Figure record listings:

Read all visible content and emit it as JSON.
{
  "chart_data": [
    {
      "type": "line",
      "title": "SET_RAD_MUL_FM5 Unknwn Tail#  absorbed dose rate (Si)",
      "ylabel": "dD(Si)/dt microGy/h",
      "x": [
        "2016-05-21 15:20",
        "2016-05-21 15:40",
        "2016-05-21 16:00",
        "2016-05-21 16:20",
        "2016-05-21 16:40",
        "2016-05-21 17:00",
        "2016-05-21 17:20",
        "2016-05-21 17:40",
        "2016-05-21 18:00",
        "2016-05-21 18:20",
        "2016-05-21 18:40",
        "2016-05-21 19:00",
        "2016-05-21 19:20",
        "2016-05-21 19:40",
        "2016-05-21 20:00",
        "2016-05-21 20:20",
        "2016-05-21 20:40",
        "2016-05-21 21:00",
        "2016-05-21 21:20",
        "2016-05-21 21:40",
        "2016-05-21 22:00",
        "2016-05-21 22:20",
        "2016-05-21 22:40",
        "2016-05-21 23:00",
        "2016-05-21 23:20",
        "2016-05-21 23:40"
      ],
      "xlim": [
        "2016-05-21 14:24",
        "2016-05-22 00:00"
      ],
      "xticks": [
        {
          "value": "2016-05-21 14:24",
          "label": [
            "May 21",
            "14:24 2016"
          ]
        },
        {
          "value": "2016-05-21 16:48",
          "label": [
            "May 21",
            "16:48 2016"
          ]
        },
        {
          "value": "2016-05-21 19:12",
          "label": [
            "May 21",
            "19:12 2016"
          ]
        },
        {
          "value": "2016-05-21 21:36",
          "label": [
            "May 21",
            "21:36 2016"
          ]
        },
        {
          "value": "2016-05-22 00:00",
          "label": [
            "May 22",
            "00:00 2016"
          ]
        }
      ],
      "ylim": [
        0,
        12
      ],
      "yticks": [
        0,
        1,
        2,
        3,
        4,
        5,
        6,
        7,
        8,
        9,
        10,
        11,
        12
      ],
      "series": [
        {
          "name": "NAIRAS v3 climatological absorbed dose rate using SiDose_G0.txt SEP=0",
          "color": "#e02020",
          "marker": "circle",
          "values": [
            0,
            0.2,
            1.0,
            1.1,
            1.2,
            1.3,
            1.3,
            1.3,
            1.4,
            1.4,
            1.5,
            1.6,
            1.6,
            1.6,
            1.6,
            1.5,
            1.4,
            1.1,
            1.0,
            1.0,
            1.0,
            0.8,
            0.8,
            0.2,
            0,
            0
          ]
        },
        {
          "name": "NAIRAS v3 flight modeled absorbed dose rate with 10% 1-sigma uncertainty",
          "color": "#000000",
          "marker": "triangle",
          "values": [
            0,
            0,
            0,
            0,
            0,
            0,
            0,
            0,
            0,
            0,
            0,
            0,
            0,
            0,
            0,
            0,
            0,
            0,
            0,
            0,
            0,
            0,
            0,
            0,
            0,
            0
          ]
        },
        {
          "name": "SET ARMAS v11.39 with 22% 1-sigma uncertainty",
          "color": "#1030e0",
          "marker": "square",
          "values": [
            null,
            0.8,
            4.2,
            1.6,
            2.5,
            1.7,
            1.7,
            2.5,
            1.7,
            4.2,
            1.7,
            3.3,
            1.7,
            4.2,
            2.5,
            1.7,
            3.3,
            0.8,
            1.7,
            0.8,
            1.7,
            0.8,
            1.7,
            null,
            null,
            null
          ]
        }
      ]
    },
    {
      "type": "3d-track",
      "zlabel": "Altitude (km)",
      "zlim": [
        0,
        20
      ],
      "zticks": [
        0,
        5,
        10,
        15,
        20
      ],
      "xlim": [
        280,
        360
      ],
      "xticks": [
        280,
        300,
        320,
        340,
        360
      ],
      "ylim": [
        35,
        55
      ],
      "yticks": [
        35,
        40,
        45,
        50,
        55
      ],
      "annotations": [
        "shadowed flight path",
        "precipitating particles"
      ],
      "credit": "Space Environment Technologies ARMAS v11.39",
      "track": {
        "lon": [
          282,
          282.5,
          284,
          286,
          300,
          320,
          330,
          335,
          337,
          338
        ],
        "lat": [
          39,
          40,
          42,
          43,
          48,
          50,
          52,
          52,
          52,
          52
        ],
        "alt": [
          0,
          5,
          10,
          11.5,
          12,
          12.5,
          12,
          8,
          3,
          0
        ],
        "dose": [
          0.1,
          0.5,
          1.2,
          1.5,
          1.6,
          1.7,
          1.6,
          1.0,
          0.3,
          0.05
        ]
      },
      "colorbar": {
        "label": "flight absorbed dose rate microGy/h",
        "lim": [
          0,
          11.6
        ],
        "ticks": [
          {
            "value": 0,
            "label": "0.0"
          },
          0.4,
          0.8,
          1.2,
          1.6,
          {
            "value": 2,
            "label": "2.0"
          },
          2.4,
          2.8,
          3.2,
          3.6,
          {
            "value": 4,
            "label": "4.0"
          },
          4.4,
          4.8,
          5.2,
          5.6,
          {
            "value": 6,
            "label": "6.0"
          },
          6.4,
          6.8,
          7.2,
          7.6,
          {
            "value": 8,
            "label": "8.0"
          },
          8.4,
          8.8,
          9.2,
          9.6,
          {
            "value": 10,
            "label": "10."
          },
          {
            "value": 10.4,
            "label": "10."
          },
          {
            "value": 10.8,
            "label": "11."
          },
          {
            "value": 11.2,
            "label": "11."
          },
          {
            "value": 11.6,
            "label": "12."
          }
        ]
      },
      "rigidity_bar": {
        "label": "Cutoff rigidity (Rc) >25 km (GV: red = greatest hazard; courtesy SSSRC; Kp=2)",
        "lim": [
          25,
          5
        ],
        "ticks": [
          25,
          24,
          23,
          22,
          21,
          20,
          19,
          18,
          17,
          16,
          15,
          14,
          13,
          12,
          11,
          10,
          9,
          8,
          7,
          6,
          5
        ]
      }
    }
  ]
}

§ AIM OF THE TASK:
Restate the whole listing exactly.

§ RIGHT ANSWER:
Read all visible content and emit it as JSON.
{
  "chart_data": [
    {
      "type": "line",
      "title": "SET_RAD_MUL_FM5 Unknwn Tail#  absorbed dose rate (Si)",
      "ylabel": "dD(Si)/dt microGy/h",
      "x": [
        "2016-05-21 15:20",
        "2016-05-21 15:40",
        "2016-05-21 16:00",
        "2016-05-21 16:20",
        "2016-05-21 16:40",
        "2016-05-21 17:00",
        "2016-05-21 17:20",
        "2016-05-21 17:40",
        "2016-05-21 18:00",
        "2016-05-21 18:20",
        "2016-05-21 18:40",
        "2016-05-21 19:00",
        "2016-05-21 19:20",
        "2016-05-21 19:40",
        "2016-05-21 20:00",
        "2016-05-21 20:20",
        "2016-05-21 20:40",
        "2016-05-21 21:00",
        "2016-05-21 21:20",
        "2016-05-21 21:40",
        "2016-05-21 22:00",
        "2016-05-21 22:20",
        "2016-05-21 22:40",
        "2016-05-21 23:00",
        "2016-05-21 23:20",
        "2016-05-21 23:40"
      ],
      "xlim": [
        "2016-05-21 14:24",
        "2016-05-22 00:00"
      ],
      "xticks": [
        {
          "value": "2016-05-21 14:24",
          "label": [
            "May 21",
            "14:24 2016"
          ]
        },
        {
          "value": "2016-05-21 16:48",
          "label": [
            "May 21",
            "16:48 2016"
          ]
        },
        {
          "value": "2016-05-21 19:12",
          "label": [
            "May 21",
            "19:12 2016"
          ]
        },
        {
          "value": "2016-05-21 21:36",
          "label": [
            "May 21",
            "21:36 2016"
          ]
        },
        {
          "value": "2016-05-22 00:00",
          "label": [
            "May 22",
            "00:00 2016"
          ]
        }
      ],
      "ylim": [
        0,
        12
      ],
      "yticks": [
        0,
        1,
        2,
        3,
        4,
        5,
        6,
        7,
        8,
        9,
        10,
        11,
        12
      ],
      "series": [
        {
          "name": "NAIRAS v3 climatological absorbed dose rate using SiDose_G0.txt SEP=0",
          "color": "#e02020",
          "marker": "circle",
          "values": [
            0,
            0.2,
            1.0,
            1.1,
            1.2,
            1.3,
            1.3,
            1.3,
            1.4,
            1.4,
            1.5,
            1.6,
            1.6,
            1.6,
            1.6,
            1.5,
            1.4,
            1.1,
            1.0,
            1.0,
            1.0,
            0.8,
            0.8,
            0.2,
            0,
            0
          ]
        },
        {
          "name": "NAIRAS v3 flight modeled absorbed dose rate with 10% 1-sigma uncertainty",
          "color": "#000000",
          "marker": "triangle",
          "values": [
            0,
            0,
            0,
            0,
            0,
            0,
            0,
            0,
            0,
            0,
            0,
            0,
            0,
            0,
            0,
            0,
            0,
            0,
            0,
            0,
            0,
            0,
            0,
            0,
            0,
            0
          ]
        },
        {
          "name": "SET ARMAS v11.39 with 22% 1-sigma uncertainty",
          "color": "#1030e0",
          "marker": "square",
          "values": [
            null,
            0.8,
            4.2,
            1.6,
            2.5,
            1.7,
            1.7,
            2.5,
            1.7,
            4.2,
            1.7,
            3.3,
            1.7,
            4.2,
            2.5,
            1.7,
            3.3,
            0.8,
            1.7,
            0.8,
            1.7,
            0.8,
            1.7,
            null,
            null,
            null
          ]
        }
      ]
    },
    {
      "type": "3d-track",
      "zlabel": "Altitude (km)",
      "zlim": [
        0,
        20
      ],
      "zticks": [
        0,
        5,
        10,
        15,
        20
      ],
      "xlim": [
        280,
        360
      ],
      "xticks": [
        280,
        300,
        320,
        340,
        360
      ],
      "ylim": [
        35,
        55
      ],
      "yticks": [
        35,
        40,
        45,
        50,
        55
      ],
      "annotations": [
        "shadowed flight path",
        "precipitating particles"
      ],
      "credit": "Space Environment Technologies ARMAS v11.39",
      "track": {
        "lon": [
          282,
          282.5,
          284,
          286,
          300,
          320,
          330,
          335,
          337,
          338
        ],
        "lat": [
          39,
          40,
          42,
          43,
          48,
          50,
          52,
          52,
          52,
          52
        ],
        "alt": [
          0,
          5,
          10,
          11.5,
          12,
          12.5,
          12,
          8,
          3,
          0
        ],
        "dose": [
          0.1,
          0.5,
          1.2,
          1.5,
          1.6,
          1.7,
          1.6,
          1.0,
          0.3,
          0.05
        ]
      },
      "colorbar": {
        "label": "flight absorbed dose rate microGy/h",
        "lim": [
          0,
          11.6
        ],
        "ticks": [
          {
            "value": 0,
            "label": "0.0"
          },
          0.4,
          0.8,
          1.2,
          1.6,
          {
            "value": 2,
            "label": "2.0"
          },
          2.4,
          2.8,
          3.2,
          3.6,
          {
            "value": 4,
            "label": "4.0"
          },
          4.4,
          4.8,
          5.2,
          5.6,
          {
            "value": 6,
            "label": "6.0"
          },
          6.4,
          6.8,
          7.2,
          7.6,
          {
            "value": 8,
            "label": "8.0"
          },
          8.4,
          8.8,
          9.2,
          9.6,
          {
            "value": 10,
            "label": "10."
          },
          {
            "value": 10.4,
            "label": "10."
          },
          {
            "value": 10.8,
            "label": "11."
          },
          {
            "value": 11.2,
            "label": "11."
          },
          {
            "value": 11.6,
            "label": "12."
          }
        ]
      },
      "rigidity_bar": {
        "label": "Cutoff rigidity (Rc) >25 km (GV: red = greatest hazard; courtesy SSSRC; Kp=2)",
        "lim": [
          25,
          5
        ],
        "ticks": [
          25,
          24,
          23,
          22,
          21,
          20,
          19,
          18,
          17,
          16,
          15,
          14,
          13,
          12,
          11,
          10,
          9,
          8,
          7,
          6,
          5
        ]
      }
    }
  ]
}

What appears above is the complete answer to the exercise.